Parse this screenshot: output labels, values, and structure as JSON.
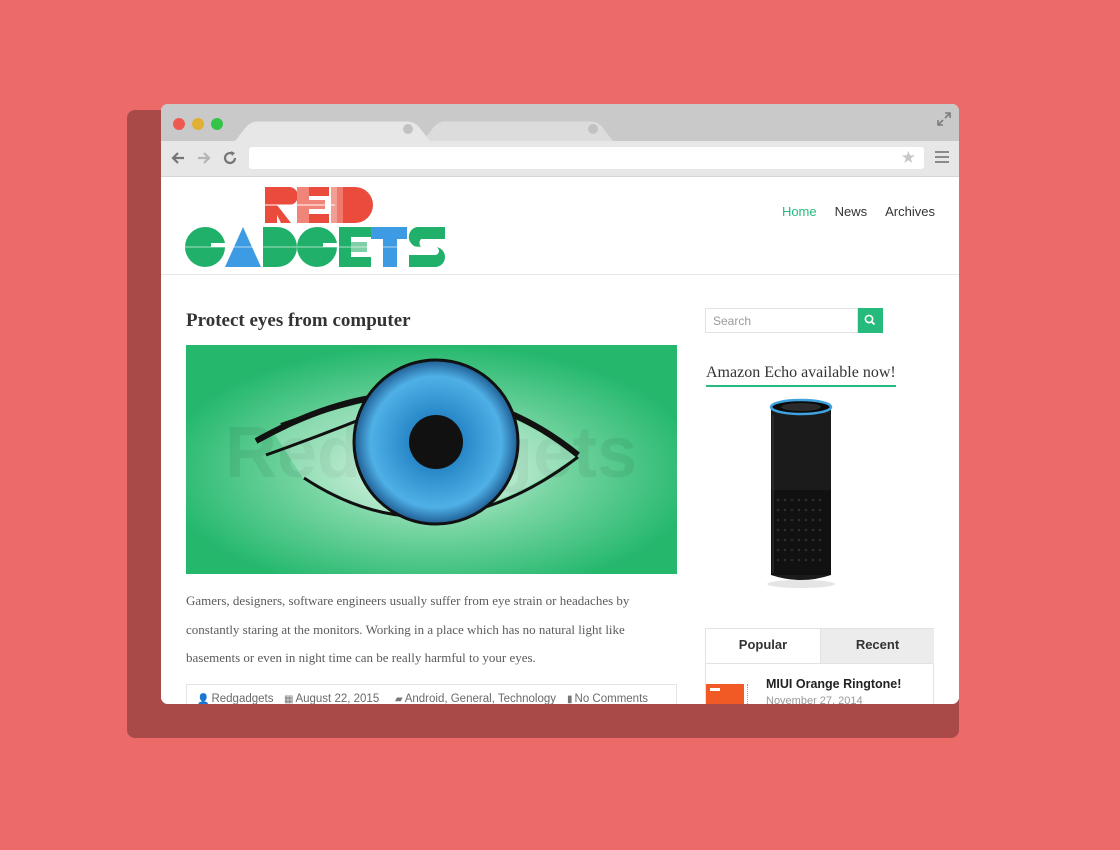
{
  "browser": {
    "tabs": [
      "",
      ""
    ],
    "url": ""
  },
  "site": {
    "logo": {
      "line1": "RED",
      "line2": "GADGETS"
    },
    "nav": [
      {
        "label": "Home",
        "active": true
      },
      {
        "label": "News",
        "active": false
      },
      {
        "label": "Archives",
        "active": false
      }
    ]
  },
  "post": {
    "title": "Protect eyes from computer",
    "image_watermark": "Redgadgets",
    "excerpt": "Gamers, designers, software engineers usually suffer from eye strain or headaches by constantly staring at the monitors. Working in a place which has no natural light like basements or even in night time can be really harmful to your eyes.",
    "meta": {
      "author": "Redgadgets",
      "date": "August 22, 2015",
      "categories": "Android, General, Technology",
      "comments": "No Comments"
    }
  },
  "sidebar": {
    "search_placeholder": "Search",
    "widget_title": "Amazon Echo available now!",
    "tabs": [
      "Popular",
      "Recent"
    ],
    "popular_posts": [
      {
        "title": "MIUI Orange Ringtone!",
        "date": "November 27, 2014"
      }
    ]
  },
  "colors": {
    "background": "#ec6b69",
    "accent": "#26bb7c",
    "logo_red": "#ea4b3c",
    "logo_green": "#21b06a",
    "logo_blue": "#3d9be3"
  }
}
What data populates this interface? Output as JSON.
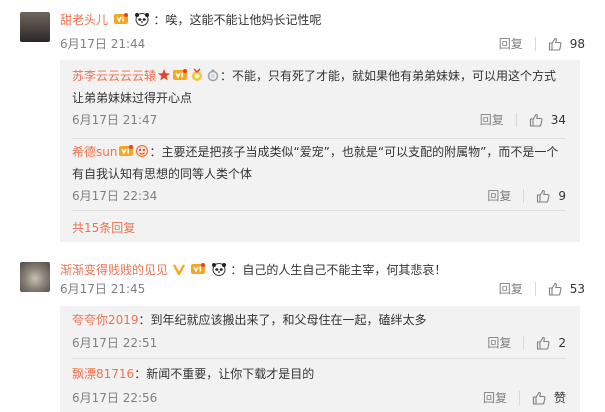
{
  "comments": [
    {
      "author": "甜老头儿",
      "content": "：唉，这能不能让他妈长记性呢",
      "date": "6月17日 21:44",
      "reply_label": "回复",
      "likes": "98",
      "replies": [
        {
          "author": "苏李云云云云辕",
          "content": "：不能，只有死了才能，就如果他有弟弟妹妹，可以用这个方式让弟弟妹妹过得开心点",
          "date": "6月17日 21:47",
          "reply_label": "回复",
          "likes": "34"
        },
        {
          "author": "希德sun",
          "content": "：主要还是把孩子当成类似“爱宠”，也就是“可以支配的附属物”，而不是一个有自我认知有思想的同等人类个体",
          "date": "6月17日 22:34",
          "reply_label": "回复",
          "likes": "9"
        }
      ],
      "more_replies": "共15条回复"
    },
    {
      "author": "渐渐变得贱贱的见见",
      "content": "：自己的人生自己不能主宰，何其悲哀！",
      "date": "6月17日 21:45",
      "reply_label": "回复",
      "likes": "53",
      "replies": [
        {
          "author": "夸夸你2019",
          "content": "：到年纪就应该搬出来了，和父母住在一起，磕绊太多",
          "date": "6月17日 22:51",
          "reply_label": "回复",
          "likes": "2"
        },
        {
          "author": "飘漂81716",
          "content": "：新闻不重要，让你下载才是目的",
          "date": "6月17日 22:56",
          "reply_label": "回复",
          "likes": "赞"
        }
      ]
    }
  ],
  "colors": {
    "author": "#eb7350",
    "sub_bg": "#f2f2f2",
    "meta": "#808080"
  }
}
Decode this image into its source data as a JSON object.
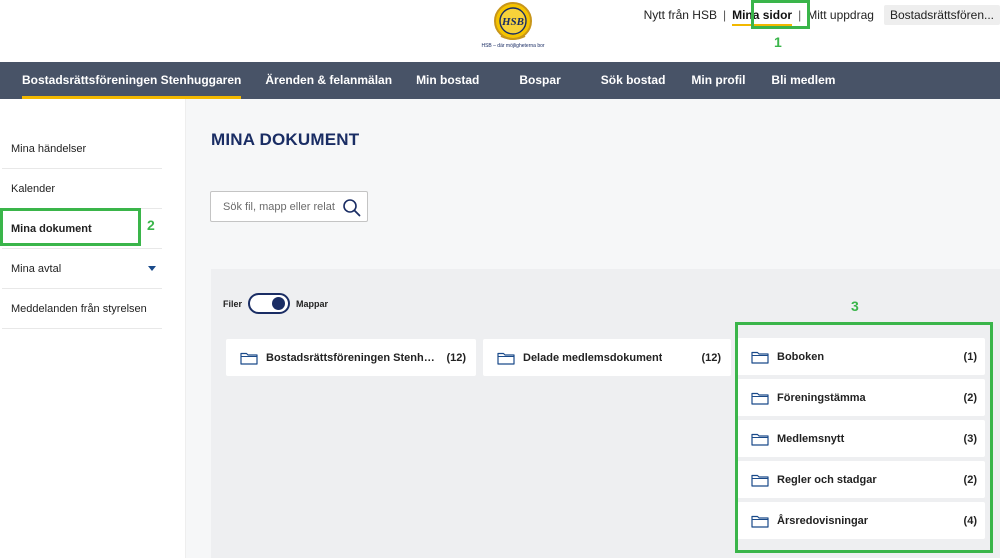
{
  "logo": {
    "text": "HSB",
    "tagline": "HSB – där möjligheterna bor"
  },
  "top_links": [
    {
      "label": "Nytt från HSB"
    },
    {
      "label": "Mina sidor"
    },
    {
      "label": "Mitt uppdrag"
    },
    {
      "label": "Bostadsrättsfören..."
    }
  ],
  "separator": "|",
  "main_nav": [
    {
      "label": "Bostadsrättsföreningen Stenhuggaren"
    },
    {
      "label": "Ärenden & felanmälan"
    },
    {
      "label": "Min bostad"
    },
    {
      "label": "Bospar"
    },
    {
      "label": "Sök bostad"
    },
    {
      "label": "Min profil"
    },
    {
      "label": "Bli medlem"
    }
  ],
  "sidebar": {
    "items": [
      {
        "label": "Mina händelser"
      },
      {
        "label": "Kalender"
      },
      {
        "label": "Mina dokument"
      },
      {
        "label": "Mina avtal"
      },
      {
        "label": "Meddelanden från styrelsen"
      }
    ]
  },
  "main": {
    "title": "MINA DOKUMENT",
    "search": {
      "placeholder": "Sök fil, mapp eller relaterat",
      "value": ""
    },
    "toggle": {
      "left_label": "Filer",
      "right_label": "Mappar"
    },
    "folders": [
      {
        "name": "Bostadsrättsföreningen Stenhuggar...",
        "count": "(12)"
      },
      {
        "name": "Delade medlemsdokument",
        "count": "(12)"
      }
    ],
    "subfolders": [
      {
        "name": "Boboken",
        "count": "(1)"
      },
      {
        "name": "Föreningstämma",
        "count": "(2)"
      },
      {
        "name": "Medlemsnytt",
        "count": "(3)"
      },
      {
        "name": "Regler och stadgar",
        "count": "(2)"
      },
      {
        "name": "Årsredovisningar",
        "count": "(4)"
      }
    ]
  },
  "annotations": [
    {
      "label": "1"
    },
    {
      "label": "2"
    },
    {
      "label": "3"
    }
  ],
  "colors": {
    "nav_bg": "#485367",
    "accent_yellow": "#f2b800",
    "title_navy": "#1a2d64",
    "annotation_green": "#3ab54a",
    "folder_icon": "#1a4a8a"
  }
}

□ □ □ □ □ □ □

* _WHAT THE TASK ASKS_
Restate the records word for word, omitting images.

* _RESPONSE TO THIS EXERCISE_
Parse this screenshot: output labels, values, and structure as JSON.
{
  "browser": {
    "tabs": [
      "",
      ""
    ],
    "url": ""
  },
  "site": {
    "logo": {
      "line1": "RED",
      "line2": "GADGETS"
    },
    "nav": [
      {
        "label": "Home",
        "active": true
      },
      {
        "label": "News",
        "active": false
      },
      {
        "label": "Archives",
        "active": false
      }
    ]
  },
  "post": {
    "title": "Protect eyes from computer",
    "image_watermark": "Redgadgets",
    "excerpt": "Gamers, designers, software engineers usually suffer from eye strain or headaches by constantly staring at the monitors. Working in a place which has no natural light like basements or even in night time can be really harmful to your eyes.",
    "meta": {
      "author": "Redgadgets",
      "date": "August 22, 2015",
      "categories": "Android, General, Technology",
      "comments": "No Comments"
    }
  },
  "sidebar": {
    "search_placeholder": "Search",
    "widget_title": "Amazon Echo available now!",
    "tabs": [
      "Popular",
      "Recent"
    ],
    "popular_posts": [
      {
        "title": "MIUI Orange Ringtone!",
        "date": "November 27, 2014"
      }
    ]
  },
  "colors": {
    "background": "#ec6b69",
    "accent": "#26bb7c",
    "logo_red": "#ea4b3c",
    "logo_green": "#21b06a",
    "logo_blue": "#3d9be3"
  }
}
What data populates this interface? Output as JSON.
{
  "comments": [
    {
      "author": "甜老头儿",
      "content": "：唉，这能不能让他妈长记性呢",
      "date": "6月17日 21:44",
      "reply_label": "回复",
      "likes": "98",
      "replies": [
        {
          "author": "苏李云云云云辕",
          "content": "：不能，只有死了才能，就如果他有弟弟妹妹，可以用这个方式让弟弟妹妹过得开心点",
          "date": "6月17日 21:47",
          "reply_label": "回复",
          "likes": "34"
        },
        {
          "author": "希德sun",
          "content": "：主要还是把孩子当成类似“爱宠”，也就是“可以支配的附属物”，而不是一个有自我认知有思想的同等人类个体",
          "date": "6月17日 22:34",
          "reply_label": "回复",
          "likes": "9"
        }
      ],
      "more_replies": "共15条回复"
    },
    {
      "author": "渐渐变得贱贱的见见",
      "content": "：自己的人生自己不能主宰，何其悲哀！",
      "date": "6月17日 21:45",
      "reply_label": "回复",
      "likes": "53",
      "replies": [
        {
          "author": "夸夸你2019",
          "content": "：到年纪就应该搬出来了，和父母住在一起，磕绊太多",
          "date": "6月17日 22:51",
          "reply_label": "回复",
          "likes": "2"
        },
        {
          "author": "飘漂81716",
          "content": "：新闻不重要，让你下载才是目的",
          "date": "6月17日 22:56",
          "reply_label": "回复",
          "likes": "赞"
        }
      ]
    }
  ],
  "colors": {
    "author": "#eb7350",
    "sub_bg": "#f2f2f2",
    "meta": "#808080"
  }
}
Decode this image into its source data as a JSON object.
{
  "logo": {
    "text": "HSB",
    "tagline": "HSB – där möjligheterna bor"
  },
  "top_links": [
    {
      "label": "Nytt från HSB"
    },
    {
      "label": "Mina sidor"
    },
    {
      "label": "Mitt uppdrag"
    },
    {
      "label": "Bostadsrättsfören..."
    }
  ],
  "separator": "|",
  "main_nav": [
    {
      "label": "Bostadsrättsföreningen Stenhuggaren"
    },
    {
      "label": "Ärenden & felanmälan"
    },
    {
      "label": "Min bostad"
    },
    {
      "label": "Bospar"
    },
    {
      "label": "Sök bostad"
    },
    {
      "label": "Min profil"
    },
    {
      "label": "Bli medlem"
    }
  ],
  "sidebar": {
    "items": [
      {
        "label": "Mina händelser"
      },
      {
        "label": "Kalender"
      },
      {
        "label": "Mina dokument"
      },
      {
        "label": "Mina avtal"
      },
      {
        "label": "Meddelanden från styrelsen"
      }
    ]
  },
  "main": {
    "title": "MINA DOKUMENT",
    "search": {
      "placeholder": "Sök fil, mapp eller relaterat",
      "value": ""
    },
    "toggle": {
      "left_label": "Filer",
      "right_label": "Mappar"
    },
    "folders": [
      {
        "name": "Bostadsrättsföreningen Stenhuggar...",
        "count": "(12)"
      },
      {
        "name": "Delade medlemsdokument",
        "count": "(12)"
      }
    ],
    "subfolders": [
      {
        "name": "Boboken",
        "count": "(1)"
      },
      {
        "name": "Föreningstämma",
        "count": "(2)"
      },
      {
        "name": "Medlemsnytt",
        "count": "(3)"
      },
      {
        "name": "Regler och stadgar",
        "count": "(2)"
      },
      {
        "name": "Årsredovisningar",
        "count": "(4)"
      }
    ]
  },
  "annotations": [
    {
      "label": "1"
    },
    {
      "label": "2"
    },
    {
      "label": "3"
    }
  ],
  "colors": {
    "nav_bg": "#485367",
    "accent_yellow": "#f2b800",
    "title_navy": "#1a2d64",
    "annotation_green": "#3ab54a",
    "folder_icon": "#1a4a8a"
  }
}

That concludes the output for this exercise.